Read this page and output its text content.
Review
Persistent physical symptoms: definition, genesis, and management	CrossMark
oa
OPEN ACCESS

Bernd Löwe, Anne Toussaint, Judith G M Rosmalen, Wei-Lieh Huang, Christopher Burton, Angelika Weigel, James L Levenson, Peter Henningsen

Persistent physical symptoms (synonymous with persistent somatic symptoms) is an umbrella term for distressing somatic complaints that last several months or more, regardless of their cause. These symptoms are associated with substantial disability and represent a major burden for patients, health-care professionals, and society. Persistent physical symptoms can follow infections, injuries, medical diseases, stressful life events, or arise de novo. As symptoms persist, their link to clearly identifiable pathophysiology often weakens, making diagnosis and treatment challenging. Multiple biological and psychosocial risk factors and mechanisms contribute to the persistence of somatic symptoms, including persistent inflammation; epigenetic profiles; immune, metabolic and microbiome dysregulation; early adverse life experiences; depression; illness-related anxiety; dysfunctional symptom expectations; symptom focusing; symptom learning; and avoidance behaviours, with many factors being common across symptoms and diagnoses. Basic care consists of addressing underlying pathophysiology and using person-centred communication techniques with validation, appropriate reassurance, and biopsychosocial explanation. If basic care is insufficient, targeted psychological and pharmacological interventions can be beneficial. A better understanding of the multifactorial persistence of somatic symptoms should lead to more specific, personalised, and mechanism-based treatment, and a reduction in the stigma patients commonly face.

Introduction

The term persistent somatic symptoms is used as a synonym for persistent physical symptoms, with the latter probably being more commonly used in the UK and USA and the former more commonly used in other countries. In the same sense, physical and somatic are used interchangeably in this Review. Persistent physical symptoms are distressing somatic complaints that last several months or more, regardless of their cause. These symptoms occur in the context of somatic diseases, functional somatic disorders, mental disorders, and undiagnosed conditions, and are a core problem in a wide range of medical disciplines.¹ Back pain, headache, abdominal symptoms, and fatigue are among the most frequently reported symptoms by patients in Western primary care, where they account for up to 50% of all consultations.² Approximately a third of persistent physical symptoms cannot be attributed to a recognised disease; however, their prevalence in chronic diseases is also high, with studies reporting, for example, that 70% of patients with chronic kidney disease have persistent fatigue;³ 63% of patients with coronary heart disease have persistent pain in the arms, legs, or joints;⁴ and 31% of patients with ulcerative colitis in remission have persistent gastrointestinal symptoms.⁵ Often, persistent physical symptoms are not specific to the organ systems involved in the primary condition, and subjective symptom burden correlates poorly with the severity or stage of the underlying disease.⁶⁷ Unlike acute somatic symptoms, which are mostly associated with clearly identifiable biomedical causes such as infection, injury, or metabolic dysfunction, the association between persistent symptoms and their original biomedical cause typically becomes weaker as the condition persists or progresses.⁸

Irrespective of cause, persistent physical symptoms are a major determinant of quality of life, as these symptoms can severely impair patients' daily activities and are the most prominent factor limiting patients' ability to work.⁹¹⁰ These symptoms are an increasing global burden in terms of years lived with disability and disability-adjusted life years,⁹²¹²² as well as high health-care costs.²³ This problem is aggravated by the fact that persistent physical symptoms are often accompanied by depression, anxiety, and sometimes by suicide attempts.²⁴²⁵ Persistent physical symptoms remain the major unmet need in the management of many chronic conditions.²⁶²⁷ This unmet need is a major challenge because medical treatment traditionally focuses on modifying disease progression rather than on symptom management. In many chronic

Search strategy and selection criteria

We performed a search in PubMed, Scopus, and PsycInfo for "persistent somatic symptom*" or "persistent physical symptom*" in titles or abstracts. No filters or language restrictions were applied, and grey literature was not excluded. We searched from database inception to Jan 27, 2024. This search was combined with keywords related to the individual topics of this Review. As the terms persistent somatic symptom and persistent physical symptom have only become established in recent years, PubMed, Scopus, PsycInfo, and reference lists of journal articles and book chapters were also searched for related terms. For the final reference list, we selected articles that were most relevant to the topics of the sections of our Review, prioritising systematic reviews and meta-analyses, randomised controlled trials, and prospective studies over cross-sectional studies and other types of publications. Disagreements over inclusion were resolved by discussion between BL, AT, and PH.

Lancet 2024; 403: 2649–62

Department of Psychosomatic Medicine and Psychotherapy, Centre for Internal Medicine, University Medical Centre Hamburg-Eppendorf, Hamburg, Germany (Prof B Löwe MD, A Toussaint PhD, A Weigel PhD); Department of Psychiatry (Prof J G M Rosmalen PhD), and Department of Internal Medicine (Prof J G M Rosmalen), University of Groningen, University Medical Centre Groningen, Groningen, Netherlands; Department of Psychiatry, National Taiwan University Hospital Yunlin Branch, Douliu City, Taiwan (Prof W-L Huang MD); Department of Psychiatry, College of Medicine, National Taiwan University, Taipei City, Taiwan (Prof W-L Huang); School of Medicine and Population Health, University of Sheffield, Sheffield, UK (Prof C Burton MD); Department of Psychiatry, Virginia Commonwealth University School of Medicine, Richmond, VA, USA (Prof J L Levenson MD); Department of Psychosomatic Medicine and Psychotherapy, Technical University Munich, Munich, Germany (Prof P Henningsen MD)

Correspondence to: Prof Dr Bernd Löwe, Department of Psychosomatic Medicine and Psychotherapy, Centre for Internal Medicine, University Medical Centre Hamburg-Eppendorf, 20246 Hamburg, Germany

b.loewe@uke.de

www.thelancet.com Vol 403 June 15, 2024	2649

Activity:
Retype the entries above exactly as they appear.

Expected answer:
Read this page and output its text content.
Review
Persistent physical symptoms: definition, genesis, and management	CrossMark
oa
OPEN ACCESS

Bernd Löwe, Anne Toussaint, Judith G M Rosmalen, Wei-Lieh Huang, Christopher Burton, Angelika Weigel, James L Levenson, Peter Henningsen

Persistent physical symptoms (synonymous with persistent somatic symptoms) is an umbrella term for distressing somatic complaints that last several months or more, regardless of their cause. These symptoms are associated with substantial disability and represent a major burden for patients, health-care professionals, and society. Persistent physical symptoms can follow infections, injuries, medical diseases, stressful life events, or arise de novo. As symptoms persist, their link to clearly identifiable pathophysiology often weakens, making diagnosis and treatment challenging. Multiple biological and psychosocial risk factors and mechanisms contribute to the persistence of somatic symptoms, including persistent inflammation; epigenetic profiles; immune, metabolic and microbiome dysregulation; early adverse life experiences; depression; illness-related anxiety; dysfunctional symptom expectations; symptom focusing; symptom learning; and avoidance behaviours, with many factors being common across symptoms and diagnoses. Basic care consists of addressing underlying pathophysiology and using person-centred communication techniques with validation, appropriate reassurance, and biopsychosocial explanation. If basic care is insufficient, targeted psychological and pharmacological interventions can be beneficial. A better understanding of the multifactorial persistence of somatic symptoms should lead to more specific, personalised, and mechanism-based treatment, and a reduction in the stigma patients commonly face.

Introduction

The term persistent somatic symptoms is used as a synonym for persistent physical symptoms, with the latter probably being more commonly used in the UK and USA and the former more commonly used in other countries. In the same sense, physical and somatic are used interchangeably in this Review. Persistent physical symptoms are distressing somatic complaints that last several months or more, regardless of their cause. These symptoms occur in the context of somatic diseases, functional somatic disorders, mental disorders, and undiagnosed conditions, and are a core problem in a wide range of medical disciplines.¹ Back pain, headache, abdominal symptoms, and fatigue are among the most frequently reported symptoms by patients in Western primary care, where they account for up to 50% of all consultations.² Approximately a third of persistent physical symptoms cannot be attributed to a recognised disease; however, their prevalence in chronic diseases is also high, with studies reporting, for example, that 70% of patients with chronic kidney disease have persistent fatigue;³ 63% of patients with coronary heart disease have persistent pain in the arms, legs, or joints;⁴ and 31% of patients with ulcerative colitis in remission have persistent gastrointestinal symptoms.⁵ Often, persistent physical symptoms are not specific to the organ systems involved in the primary condition, and subjective symptom burden correlates poorly with the severity or stage of the underlying disease.⁶⁷ Unlike acute somatic symptoms, which are mostly associated with clearly identifiable biomedical causes such as infection, injury, or metabolic dysfunction, the association between persistent symptoms and their original biomedical cause typically becomes weaker as the condition persists or progresses.⁸

Irrespective of cause, persistent physical symptoms are a major determinant of quality of life, as these symptoms can severely impair patients' daily activities and are the most prominent factor limiting patients' ability to work.⁹¹⁰ These symptoms are an increasing global burden in terms of years lived with disability and disability-adjusted life years,⁹²¹²² as well as high health-care costs.²³ This problem is aggravated by the fact that persistent physical symptoms are often accompanied by depression, anxiety, and sometimes by suicide attempts.²⁴²⁵ Persistent physical symptoms remain the major unmet need in the management of many chronic conditions.²⁶²⁷ This unmet need is a major challenge because medical treatment traditionally focuses on modifying disease progression rather than on symptom management. In many chronic

Search strategy and selection criteria

We performed a search in PubMed, Scopus, and PsycInfo for "persistent somatic symptom*" or "persistent physical symptom*" in titles or abstracts. No filters or language restrictions were applied, and grey literature was not excluded. We searched from database inception to Jan 27, 2024. This search was combined with keywords related to the individual topics of this Review. As the terms persistent somatic symptom and persistent physical symptom have only become established in recent years, PubMed, Scopus, PsycInfo, and reference lists of journal articles and book chapters were also searched for related terms. For the final reference list, we selected articles that were most relevant to the topics of the sections of our Review, prioritising systematic reviews and meta-analyses, randomised controlled trials, and prospective studies over cross-sectional studies and other types of publications. Disagreements over inclusion were resolved by discussion between BL, AT, and PH.

Lancet 2024; 403: 2649–62

Department of Psychosomatic Medicine and Psychotherapy, Centre for Internal Medicine, University Medical Centre Hamburg-Eppendorf, Hamburg, Germany (Prof B Löwe MD, A Toussaint PhD, A Weigel PhD); Department of Psychiatry (Prof J G M Rosmalen PhD), and Department of Internal Medicine (Prof J G M Rosmalen), University of Groningen, University Medical Centre Groningen, Groningen, Netherlands; Department of Psychiatry, National Taiwan University Hospital Yunlin Branch, Douliu City, Taiwan (Prof W-L Huang MD); Department of Psychiatry, College of Medicine, National Taiwan University, Taipei City, Taiwan (Prof W-L Huang); School of Medicine and Population Health, University of Sheffield, Sheffield, UK (Prof C Burton MD); Department of Psychiatry, Virginia Commonwealth University School of Medicine, Richmond, VA, USA (Prof J L Levenson MD); Department of Psychosomatic Medicine and Psychotherapy, Technical University Munich, Munich, Germany (Prof P Henningsen MD)

Correspondence to: Prof Dr Bernd Löwe, Department of Psychosomatic Medicine and Psychotherapy, Centre for Internal Medicine, University Medical Centre Hamburg-Eppendorf, 20246 Hamburg, Germany

b.loewe@uke.de

www.thelancet.com Vol 403 June 15, 2024	2649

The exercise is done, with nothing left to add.